Given problem: Find each line holding "heading" and copy it out.

Entries shown:
___
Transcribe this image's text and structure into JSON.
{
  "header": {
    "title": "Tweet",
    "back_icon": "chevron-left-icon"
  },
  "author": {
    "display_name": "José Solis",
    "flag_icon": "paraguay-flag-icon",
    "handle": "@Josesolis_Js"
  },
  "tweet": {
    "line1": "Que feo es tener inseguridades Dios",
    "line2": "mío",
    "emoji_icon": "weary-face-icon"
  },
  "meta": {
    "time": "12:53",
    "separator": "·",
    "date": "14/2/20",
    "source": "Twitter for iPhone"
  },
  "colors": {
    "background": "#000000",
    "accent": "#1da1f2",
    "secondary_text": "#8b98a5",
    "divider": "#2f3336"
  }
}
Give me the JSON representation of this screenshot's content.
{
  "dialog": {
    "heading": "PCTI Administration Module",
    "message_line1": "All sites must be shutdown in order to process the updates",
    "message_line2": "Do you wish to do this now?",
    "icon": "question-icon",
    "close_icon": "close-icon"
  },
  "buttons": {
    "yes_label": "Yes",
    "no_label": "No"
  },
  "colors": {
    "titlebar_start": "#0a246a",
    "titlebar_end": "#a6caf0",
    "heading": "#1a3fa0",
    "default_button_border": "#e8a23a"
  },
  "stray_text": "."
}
___
Task output:
    "heading": "PCTI Administration Module",
    "heading": "#1a3fa0",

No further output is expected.